## BEGIN

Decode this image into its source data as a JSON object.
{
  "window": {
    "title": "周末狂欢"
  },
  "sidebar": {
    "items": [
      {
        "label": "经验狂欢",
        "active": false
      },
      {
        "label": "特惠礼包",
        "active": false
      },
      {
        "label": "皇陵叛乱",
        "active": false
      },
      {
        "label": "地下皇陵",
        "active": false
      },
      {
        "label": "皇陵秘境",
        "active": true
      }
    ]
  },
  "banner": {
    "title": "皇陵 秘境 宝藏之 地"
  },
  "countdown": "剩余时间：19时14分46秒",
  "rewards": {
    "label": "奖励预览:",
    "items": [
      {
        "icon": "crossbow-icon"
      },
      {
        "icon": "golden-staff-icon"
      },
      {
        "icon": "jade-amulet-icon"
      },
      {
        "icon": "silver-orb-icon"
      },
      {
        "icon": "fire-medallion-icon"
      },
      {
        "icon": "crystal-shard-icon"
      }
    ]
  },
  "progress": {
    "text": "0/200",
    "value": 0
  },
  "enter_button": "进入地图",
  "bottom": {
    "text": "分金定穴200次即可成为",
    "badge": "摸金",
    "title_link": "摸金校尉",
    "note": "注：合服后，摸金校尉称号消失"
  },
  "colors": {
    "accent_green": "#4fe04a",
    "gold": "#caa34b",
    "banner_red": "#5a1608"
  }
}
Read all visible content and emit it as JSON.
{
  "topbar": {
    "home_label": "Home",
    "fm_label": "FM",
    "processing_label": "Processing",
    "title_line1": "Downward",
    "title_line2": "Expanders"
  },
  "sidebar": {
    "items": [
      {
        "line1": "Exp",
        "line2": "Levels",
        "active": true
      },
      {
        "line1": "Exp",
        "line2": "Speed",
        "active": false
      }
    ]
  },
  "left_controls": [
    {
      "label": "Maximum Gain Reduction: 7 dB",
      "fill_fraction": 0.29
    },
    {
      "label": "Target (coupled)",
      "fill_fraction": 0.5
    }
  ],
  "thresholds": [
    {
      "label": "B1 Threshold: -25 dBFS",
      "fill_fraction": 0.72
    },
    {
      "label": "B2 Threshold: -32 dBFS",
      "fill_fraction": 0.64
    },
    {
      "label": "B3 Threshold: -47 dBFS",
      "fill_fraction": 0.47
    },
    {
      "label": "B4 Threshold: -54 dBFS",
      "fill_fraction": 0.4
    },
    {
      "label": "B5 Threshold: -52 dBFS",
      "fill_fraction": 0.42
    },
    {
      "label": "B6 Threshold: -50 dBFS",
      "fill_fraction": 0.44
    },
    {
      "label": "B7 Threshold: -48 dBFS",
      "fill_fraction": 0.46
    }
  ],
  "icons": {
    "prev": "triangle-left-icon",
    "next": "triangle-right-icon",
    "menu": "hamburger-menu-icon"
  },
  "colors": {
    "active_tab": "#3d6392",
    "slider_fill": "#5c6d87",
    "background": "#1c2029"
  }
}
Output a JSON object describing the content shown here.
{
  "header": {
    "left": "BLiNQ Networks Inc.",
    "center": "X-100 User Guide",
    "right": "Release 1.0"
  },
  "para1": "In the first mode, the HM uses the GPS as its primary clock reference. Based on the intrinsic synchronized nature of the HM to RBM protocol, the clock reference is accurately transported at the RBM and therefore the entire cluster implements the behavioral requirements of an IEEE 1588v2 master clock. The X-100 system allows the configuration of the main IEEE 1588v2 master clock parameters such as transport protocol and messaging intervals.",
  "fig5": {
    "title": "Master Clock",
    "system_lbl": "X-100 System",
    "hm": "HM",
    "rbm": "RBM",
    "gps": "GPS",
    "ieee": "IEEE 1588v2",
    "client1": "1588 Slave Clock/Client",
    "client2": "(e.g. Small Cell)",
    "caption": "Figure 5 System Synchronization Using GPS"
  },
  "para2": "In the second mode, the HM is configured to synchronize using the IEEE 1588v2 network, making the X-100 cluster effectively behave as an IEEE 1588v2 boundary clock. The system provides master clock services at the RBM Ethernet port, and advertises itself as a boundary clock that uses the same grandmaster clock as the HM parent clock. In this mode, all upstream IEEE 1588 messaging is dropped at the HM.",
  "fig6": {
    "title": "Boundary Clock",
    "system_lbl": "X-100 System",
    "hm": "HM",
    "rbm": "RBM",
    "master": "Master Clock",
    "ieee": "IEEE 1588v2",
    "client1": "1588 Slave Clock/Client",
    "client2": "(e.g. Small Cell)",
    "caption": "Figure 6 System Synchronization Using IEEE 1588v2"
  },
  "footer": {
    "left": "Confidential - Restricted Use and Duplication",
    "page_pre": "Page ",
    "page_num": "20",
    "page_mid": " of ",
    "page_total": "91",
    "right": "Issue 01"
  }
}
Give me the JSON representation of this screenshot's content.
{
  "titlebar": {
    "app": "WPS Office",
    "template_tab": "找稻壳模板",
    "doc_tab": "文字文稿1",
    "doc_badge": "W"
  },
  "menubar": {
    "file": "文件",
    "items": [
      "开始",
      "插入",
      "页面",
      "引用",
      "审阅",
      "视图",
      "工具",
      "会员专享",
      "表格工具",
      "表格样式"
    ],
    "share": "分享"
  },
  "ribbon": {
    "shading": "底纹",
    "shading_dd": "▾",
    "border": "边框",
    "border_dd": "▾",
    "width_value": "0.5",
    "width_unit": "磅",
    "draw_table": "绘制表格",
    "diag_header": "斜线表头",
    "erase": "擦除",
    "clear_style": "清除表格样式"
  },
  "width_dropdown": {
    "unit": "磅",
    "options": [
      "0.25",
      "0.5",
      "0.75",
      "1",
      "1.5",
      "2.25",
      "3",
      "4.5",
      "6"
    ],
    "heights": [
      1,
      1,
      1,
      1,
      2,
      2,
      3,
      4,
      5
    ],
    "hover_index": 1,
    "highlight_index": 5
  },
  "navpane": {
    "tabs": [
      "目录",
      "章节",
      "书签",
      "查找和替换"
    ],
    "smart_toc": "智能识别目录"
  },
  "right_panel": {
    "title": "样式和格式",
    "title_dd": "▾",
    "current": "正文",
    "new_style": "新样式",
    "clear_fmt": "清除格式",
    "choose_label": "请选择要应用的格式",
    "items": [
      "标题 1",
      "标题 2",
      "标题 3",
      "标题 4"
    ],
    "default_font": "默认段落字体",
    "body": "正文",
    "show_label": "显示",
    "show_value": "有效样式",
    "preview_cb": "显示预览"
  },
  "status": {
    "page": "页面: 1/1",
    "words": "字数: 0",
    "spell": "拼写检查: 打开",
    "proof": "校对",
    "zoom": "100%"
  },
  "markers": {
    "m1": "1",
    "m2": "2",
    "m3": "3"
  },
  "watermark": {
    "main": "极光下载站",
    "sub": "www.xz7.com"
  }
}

## END

■ Directions ■
Output the data above exactly, please, line for line.

■ Complete answer ■
Decode this image into its source data as a JSON object.
{
  "window": {
    "title": "周末狂欢"
  },
  "sidebar": {
    "items": [
      {
        "label": "经验狂欢",
        "active": false
      },
      {
        "label": "特惠礼包",
        "active": false
      },
      {
        "label": "皇陵叛乱",
        "active": false
      },
      {
        "label": "地下皇陵",
        "active": false
      },
      {
        "label": "皇陵秘境",
        "active": true
      }
    ]
  },
  "banner": {
    "title": "皇陵 秘境 宝藏之 地"
  },
  "countdown": "剩余时间：19时14分46秒",
  "rewards": {
    "label": "奖励预览:",
    "items": [
      {
        "icon": "crossbow-icon"
      },
      {
        "icon": "golden-staff-icon"
      },
      {
        "icon": "jade-amulet-icon"
      },
      {
        "icon": "silver-orb-icon"
      },
      {
        "icon": "fire-medallion-icon"
      },
      {
        "icon": "crystal-shard-icon"
      }
    ]
  },
  "progress": {
    "text": "0/200",
    "value": 0
  },
  "enter_button": "进入地图",
  "bottom": {
    "text": "分金定穴200次即可成为",
    "badge": "摸金",
    "title_link": "摸金校尉",
    "note": "注：合服后，摸金校尉称号消失"
  },
  "colors": {
    "accent_green": "#4fe04a",
    "gold": "#caa34b",
    "banner_red": "#5a1608"
  }
}
Read all visible content and emit it as JSON.
{
  "topbar": {
    "home_label": "Home",
    "fm_label": "FM",
    "processing_label": "Processing",
    "title_line1": "Downward",
    "title_line2": "Expanders"
  },
  "sidebar": {
    "items": [
      {
        "line1": "Exp",
        "line2": "Levels",
        "active": true
      },
      {
        "line1": "Exp",
        "line2": "Speed",
        "active": false
      }
    ]
  },
  "left_controls": [
    {
      "label": "Maximum Gain Reduction: 7 dB",
      "fill_fraction": 0.29
    },
    {
      "label": "Target (coupled)",
      "fill_fraction": 0.5
    }
  ],
  "thresholds": [
    {
      "label": "B1 Threshold: -25 dBFS",
      "fill_fraction": 0.72
    },
    {
      "label": "B2 Threshold: -32 dBFS",
      "fill_fraction": 0.64
    },
    {
      "label": "B3 Threshold: -47 dBFS",
      "fill_fraction": 0.47
    },
    {
      "label": "B4 Threshold: -54 dBFS",
      "fill_fraction": 0.4
    },
    {
      "label": "B5 Threshold: -52 dBFS",
      "fill_fraction": 0.42
    },
    {
      "label": "B6 Threshold: -50 dBFS",
      "fill_fraction": 0.44
    },
    {
      "label": "B7 Threshold: -48 dBFS",
      "fill_fraction": 0.46
    }
  ],
  "icons": {
    "prev": "triangle-left-icon",
    "next": "triangle-right-icon",
    "menu": "hamburger-menu-icon"
  },
  "colors": {
    "active_tab": "#3d6392",
    "slider_fill": "#5c6d87",
    "background": "#1c2029"
  }
}
Output a JSON object describing the content shown here.
{
  "header": {
    "left": "BLiNQ Networks Inc.",
    "center": "X-100 User Guide",
    "right": "Release 1.0"
  },
  "para1": "In the first mode, the HM uses the GPS as its primary clock reference. Based on the intrinsic synchronized nature of the HM to RBM protocol, the clock reference is accurately transported at the RBM and therefore the entire cluster implements the behavioral requirements of an IEEE 1588v2 master clock. The X-100 system allows the configuration of the main IEEE 1588v2 master clock parameters such as transport protocol and messaging intervals.",
  "fig5": {
    "title": "Master Clock",
    "system_lbl": "X-100 System",
    "hm": "HM",
    "rbm": "RBM",
    "gps": "GPS",
    "ieee": "IEEE 1588v2",
    "client1": "1588 Slave Clock/Client",
    "client2": "(e.g. Small Cell)",
    "caption": "Figure 5 System Synchronization Using GPS"
  },
  "para2": "In the second mode, the HM is configured to synchronize using the IEEE 1588v2 network, making the X-100 cluster effectively behave as an IEEE 1588v2 boundary clock. The system provides master clock services at the RBM Ethernet port, and advertises itself as a boundary clock that uses the same grandmaster clock as the HM parent clock. In this mode, all upstream IEEE 1588 messaging is dropped at the HM.",
  "fig6": {
    "title": "Boundary Clock",
    "system_lbl": "X-100 System",
    "hm": "HM",
    "rbm": "RBM",
    "master": "Master Clock",
    "ieee": "IEEE 1588v2",
    "client1": "1588 Slave Clock/Client",
    "client2": "(e.g. Small Cell)",
    "caption": "Figure 6 System Synchronization Using IEEE 1588v2"
  },
  "footer": {
    "left": "Confidential - Restricted Use and Duplication",
    "page_pre": "Page ",
    "page_num": "20",
    "page_mid": " of ",
    "page_total": "91",
    "right": "Issue 01"
  }
}
Give me the JSON representation of this screenshot's content.
{
  "titlebar": {
    "app": "WPS Office",
    "template_tab": "找稻壳模板",
    "doc_tab": "文字文稿1",
    "doc_badge": "W"
  },
  "menubar": {
    "file": "文件",
    "items": [
      "开始",
      "插入",
      "页面",
      "引用",
      "审阅",
      "视图",
      "工具",
      "会员专享",
      "表格工具",
      "表格样式"
    ],
    "share": "分享"
  },
  "ribbon": {
    "shading": "底纹",
    "shading_dd": "▾",
    "border": "边框",
    "border_dd": "▾",
    "width_value": "0.5",
    "width_unit": "磅",
    "draw_table": "绘制表格",
    "diag_header": "斜线表头",
    "erase": "擦除",
    "clear_style": "清除表格样式"
  },
  "width_dropdown": {
    "unit": "磅",
    "options": [
      "0.25",
      "0.5",
      "0.75",
      "1",
      "1.5",
      "2.25",
      "3",
      "4.5",
      "6"
    ],
    "heights": [
      1,
      1,
      1,
      1,
      2,
      2,
      3,
      4,
      5
    ],
    "hover_index": 1,
    "highlight_index": 5
  },
  "navpane": {
    "tabs": [
      "目录",
      "章节",
      "书签",
      "查找和替换"
    ],
    "smart_toc": "智能识别目录"
  },
  "right_panel": {
    "title": "样式和格式",
    "title_dd": "▾",
    "current": "正文",
    "new_style": "新样式",
    "clear_fmt": "清除格式",
    "choose_label": "请选择要应用的格式",
    "items": [
      "标题 1",
      "标题 2",
      "标题 3",
      "标题 4"
    ],
    "default_font": "默认段落字体",
    "body": "正文",
    "show_label": "显示",
    "show_value": "有效样式",
    "preview_cb": "显示预览"
  },
  "status": {
    "page": "页面: 1/1",
    "words": "字数: 0",
    "spell": "拼写检查: 打开",
    "proof": "校对",
    "zoom": "100%"
  },
  "markers": {
    "m1": "1",
    "m2": "2",
    "m3": "3"
  },
  "watermark": {
    "main": "极光下载站",
    "sub": "www.xz7.com"
  }
}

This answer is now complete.